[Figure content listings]
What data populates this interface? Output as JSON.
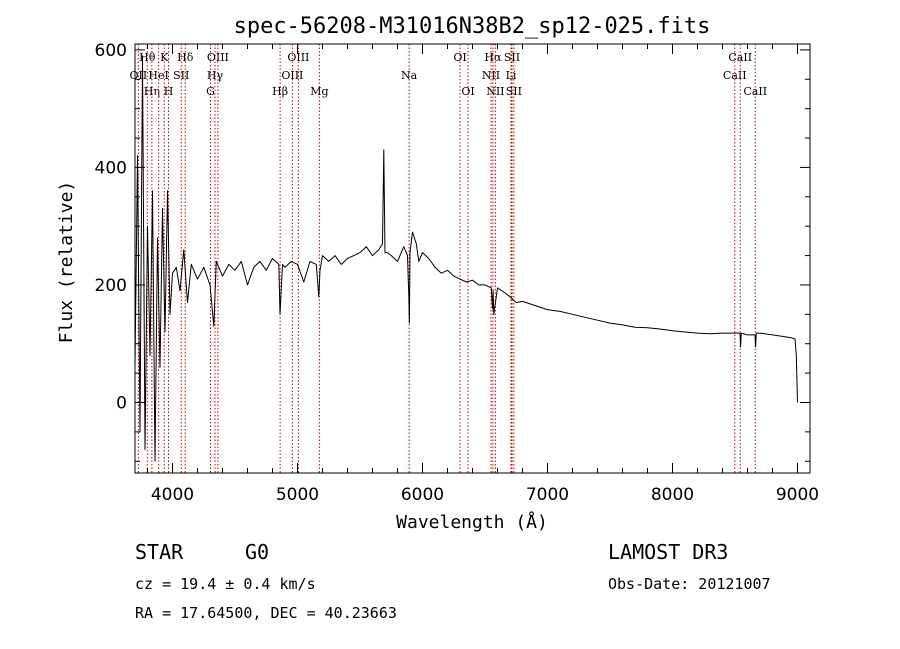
{
  "chart_data": {
    "type": "line",
    "title": "spec-56208-M31016N38B2_sp12-025.fits",
    "xlabel": "Wavelength (Å)",
    "ylabel": "Flux (relative)",
    "xlim": [
      3700,
      9100
    ],
    "ylim": [
      -120,
      610
    ],
    "xticks": [
      4000,
      5000,
      6000,
      7000,
      8000,
      9000
    ],
    "yticks": [
      0,
      200,
      400,
      600
    ],
    "series": [
      {
        "name": "Flux",
        "color": "#000000",
        "x": [
          3700,
          3720,
          3740,
          3760,
          3780,
          3800,
          3820,
          3840,
          3860,
          3880,
          3900,
          3920,
          3940,
          3960,
          3980,
          4000,
          4030,
          4060,
          4090,
          4120,
          4150,
          4200,
          4250,
          4300,
          4330,
          4350,
          4400,
          4450,
          4500,
          4550,
          4600,
          4650,
          4700,
          4750,
          4800,
          4850,
          4860,
          4880,
          4900,
          4950,
          5000,
          5050,
          5100,
          5150,
          5170,
          5180,
          5200,
          5250,
          5300,
          5350,
          5400,
          5450,
          5500,
          5550,
          5600,
          5650,
          5680,
          5690,
          5700,
          5720,
          5750,
          5800,
          5850,
          5880,
          5890,
          5895,
          5900,
          5920,
          5950,
          5970,
          6000,
          6050,
          6100,
          6150,
          6200,
          6250,
          6300,
          6350,
          6400,
          6450,
          6500,
          6550,
          6560,
          6565,
          6570,
          6600,
          6650,
          6700,
          6750,
          6800,
          6900,
          7000,
          7100,
          7200,
          7300,
          7400,
          7500,
          7600,
          7700,
          7800,
          7900,
          8000,
          8100,
          8200,
          8300,
          8400,
          8500,
          8540,
          8545,
          8550,
          8600,
          8660,
          8665,
          8670,
          8700,
          8800,
          8900,
          8950,
          8980,
          8990,
          9000
        ],
        "y": [
          60,
          420,
          -50,
          590,
          -80,
          300,
          80,
          360,
          -100,
          280,
          60,
          330,
          120,
          360,
          150,
          220,
          230,
          190,
          260,
          170,
          235,
          210,
          230,
          200,
          130,
          240,
          215,
          235,
          225,
          240,
          200,
          230,
          240,
          225,
          245,
          235,
          150,
          235,
          230,
          240,
          235,
          205,
          240,
          235,
          180,
          225,
          250,
          240,
          250,
          235,
          245,
          250,
          255,
          265,
          250,
          260,
          270,
          430,
          255,
          255,
          250,
          240,
          265,
          250,
          180,
          135,
          255,
          290,
          270,
          240,
          255,
          245,
          230,
          220,
          225,
          215,
          210,
          205,
          208,
          200,
          200,
          195,
          160,
          190,
          150,
          195,
          188,
          180,
          170,
          172,
          165,
          158,
          155,
          150,
          145,
          140,
          135,
          132,
          128,
          127,
          125,
          122,
          120,
          118,
          117,
          118,
          118,
          118,
          95,
          118,
          115,
          115,
          95,
          118,
          118,
          115,
          112,
          110,
          108,
          80,
          0
        ]
      }
    ],
    "lines": [
      {
        "name": "OII",
        "wavelength": 3727,
        "row": 1
      },
      {
        "name": "Hθ",
        "wavelength": 3798,
        "row": 0
      },
      {
        "name": "Hη",
        "wavelength": 3835,
        "row": 2
      },
      {
        "name": "HeI",
        "wavelength": 3889,
        "row": 1
      },
      {
        "name": "K",
        "wavelength": 3934,
        "row": 0
      },
      {
        "name": "H",
        "wavelength": 3968,
        "row": 2
      },
      {
        "name": "SII",
        "wavelength": 4070,
        "row": 1
      },
      {
        "name": "Hδ",
        "wavelength": 4102,
        "row": 0
      },
      {
        "name": "G",
        "wavelength": 4304,
        "row": 2
      },
      {
        "name": "Hγ",
        "wavelength": 4340,
        "row": 1
      },
      {
        "name": "OIII",
        "wavelength": 4363,
        "row": 0
      },
      {
        "name": "Hβ",
        "wavelength": 4861,
        "row": 2
      },
      {
        "name": "OIII",
        "wavelength": 4959,
        "row": 1
      },
      {
        "name": "OIII",
        "wavelength": 5007,
        "row": 0
      },
      {
        "name": "Mg",
        "wavelength": 5175,
        "row": 2
      },
      {
        "name": "Na",
        "wavelength": 5893,
        "row": 1
      },
      {
        "name": "OI",
        "wavelength": 6300,
        "row": 0
      },
      {
        "name": "OI",
        "wavelength": 6364,
        "row": 2
      },
      {
        "name": "NII",
        "wavelength": 6548,
        "row": 1
      },
      {
        "name": "Hα",
        "wavelength": 6563,
        "row": 0
      },
      {
        "name": "NII",
        "wavelength": 6583,
        "row": 2
      },
      {
        "name": "Li",
        "wavelength": 6708,
        "row": 1
      },
      {
        "name": "SII",
        "wavelength": 6716,
        "row": 0
      },
      {
        "name": "SII",
        "wavelength": 6731,
        "row": 2
      },
      {
        "name": "CaII",
        "wavelength": 8498,
        "row": 1
      },
      {
        "name": "CaII",
        "wavelength": 8542,
        "row": 0
      },
      {
        "name": "CaII",
        "wavelength": 8662,
        "row": 2
      }
    ],
    "line_color": "#cc0000"
  },
  "info": {
    "class": "STAR",
    "subclass": "G0",
    "cz": "cz = 19.4 ± 0.4 km/s",
    "coords": "RA =  17.64500, DEC =  40.23663",
    "survey": "LAMOST DR3",
    "obs_date": "Obs-Date: 20121007"
  }
}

(Problem requirements): Output a faithful copy of the data, with each picture left out.

(Correct response):
What data populates this interface? Output as JSON.
{
  "chart_data": {
    "type": "line",
    "title": "spec-56208-M31016N38B2_sp12-025.fits",
    "xlabel": "Wavelength (Å)",
    "ylabel": "Flux (relative)",
    "xlim": [
      3700,
      9100
    ],
    "ylim": [
      -120,
      610
    ],
    "xticks": [
      4000,
      5000,
      6000,
      7000,
      8000,
      9000
    ],
    "yticks": [
      0,
      200,
      400,
      600
    ],
    "series": [
      {
        "name": "Flux",
        "color": "#000000",
        "x": [
          3700,
          3720,
          3740,
          3760,
          3780,
          3800,
          3820,
          3840,
          3860,
          3880,
          3900,
          3920,
          3940,
          3960,
          3980,
          4000,
          4030,
          4060,
          4090,
          4120,
          4150,
          4200,
          4250,
          4300,
          4330,
          4350,
          4400,
          4450,
          4500,
          4550,
          4600,
          4650,
          4700,
          4750,
          4800,
          4850,
          4860,
          4880,
          4900,
          4950,
          5000,
          5050,
          5100,
          5150,
          5170,
          5180,
          5200,
          5250,
          5300,
          5350,
          5400,
          5450,
          5500,
          5550,
          5600,
          5650,
          5680,
          5690,
          5700,
          5720,
          5750,
          5800,
          5850,
          5880,
          5890,
          5895,
          5900,
          5920,
          5950,
          5970,
          6000,
          6050,
          6100,
          6150,
          6200,
          6250,
          6300,
          6350,
          6400,
          6450,
          6500,
          6550,
          6560,
          6565,
          6570,
          6600,
          6650,
          6700,
          6750,
          6800,
          6900,
          7000,
          7100,
          7200,
          7300,
          7400,
          7500,
          7600,
          7700,
          7800,
          7900,
          8000,
          8100,
          8200,
          8300,
          8400,
          8500,
          8540,
          8545,
          8550,
          8600,
          8660,
          8665,
          8670,
          8700,
          8800,
          8900,
          8950,
          8980,
          8990,
          9000
        ],
        "y": [
          60,
          420,
          -50,
          590,
          -80,
          300,
          80,
          360,
          -100,
          280,
          60,
          330,
          120,
          360,
          150,
          220,
          230,
          190,
          260,
          170,
          235,
          210,
          230,
          200,
          130,
          240,
          215,
          235,
          225,
          240,
          200,
          230,
          240,
          225,
          245,
          235,
          150,
          235,
          230,
          240,
          235,
          205,
          240,
          235,
          180,
          225,
          250,
          240,
          250,
          235,
          245,
          250,
          255,
          265,
          250,
          260,
          270,
          430,
          255,
          255,
          250,
          240,
          265,
          250,
          180,
          135,
          255,
          290,
          270,
          240,
          255,
          245,
          230,
          220,
          225,
          215,
          210,
          205,
          208,
          200,
          200,
          195,
          160,
          190,
          150,
          195,
          188,
          180,
          170,
          172,
          165,
          158,
          155,
          150,
          145,
          140,
          135,
          132,
          128,
          127,
          125,
          122,
          120,
          118,
          117,
          118,
          118,
          118,
          95,
          118,
          115,
          115,
          95,
          118,
          118,
          115,
          112,
          110,
          108,
          80,
          0
        ]
      }
    ],
    "lines": [
      {
        "name": "OII",
        "wavelength": 3727,
        "row": 1
      },
      {
        "name": "Hθ",
        "wavelength": 3798,
        "row": 0
      },
      {
        "name": "Hη",
        "wavelength": 3835,
        "row": 2
      },
      {
        "name": "HeI",
        "wavelength": 3889,
        "row": 1
      },
      {
        "name": "K",
        "wavelength": 3934,
        "row": 0
      },
      {
        "name": "H",
        "wavelength": 3968,
        "row": 2
      },
      {
        "name": "SII",
        "wavelength": 4070,
        "row": 1
      },
      {
        "name": "Hδ",
        "wavelength": 4102,
        "row": 0
      },
      {
        "name": "G",
        "wavelength": 4304,
        "row": 2
      },
      {
        "name": "Hγ",
        "wavelength": 4340,
        "row": 1
      },
      {
        "name": "OIII",
        "wavelength": 4363,
        "row": 0
      },
      {
        "name": "Hβ",
        "wavelength": 4861,
        "row": 2
      },
      {
        "name": "OIII",
        "wavelength": 4959,
        "row": 1
      },
      {
        "name": "OIII",
        "wavelength": 5007,
        "row": 0
      },
      {
        "name": "Mg",
        "wavelength": 5175,
        "row": 2
      },
      {
        "name": "Na",
        "wavelength": 5893,
        "row": 1
      },
      {
        "name": "OI",
        "wavelength": 6300,
        "row": 0
      },
      {
        "name": "OI",
        "wavelength": 6364,
        "row": 2
      },
      {
        "name": "NII",
        "wavelength": 6548,
        "row": 1
      },
      {
        "name": "Hα",
        "wavelength": 6563,
        "row": 0
      },
      {
        "name": "NII",
        "wavelength": 6583,
        "row": 2
      },
      {
        "name": "Li",
        "wavelength": 6708,
        "row": 1
      },
      {
        "name": "SII",
        "wavelength": 6716,
        "row": 0
      },
      {
        "name": "SII",
        "wavelength": 6731,
        "row": 2
      },
      {
        "name": "CaII",
        "wavelength": 8498,
        "row": 1
      },
      {
        "name": "CaII",
        "wavelength": 8542,
        "row": 0
      },
      {
        "name": "CaII",
        "wavelength": 8662,
        "row": 2
      }
    ],
    "line_color": "#cc0000"
  },
  "info": {
    "class": "STAR",
    "subclass": "G0",
    "cz": "cz = 19.4 ± 0.4 km/s",
    "coords": "RA =  17.64500, DEC =  40.23663",
    "survey": "LAMOST DR3",
    "obs_date": "Obs-Date: 20121007"
  }
}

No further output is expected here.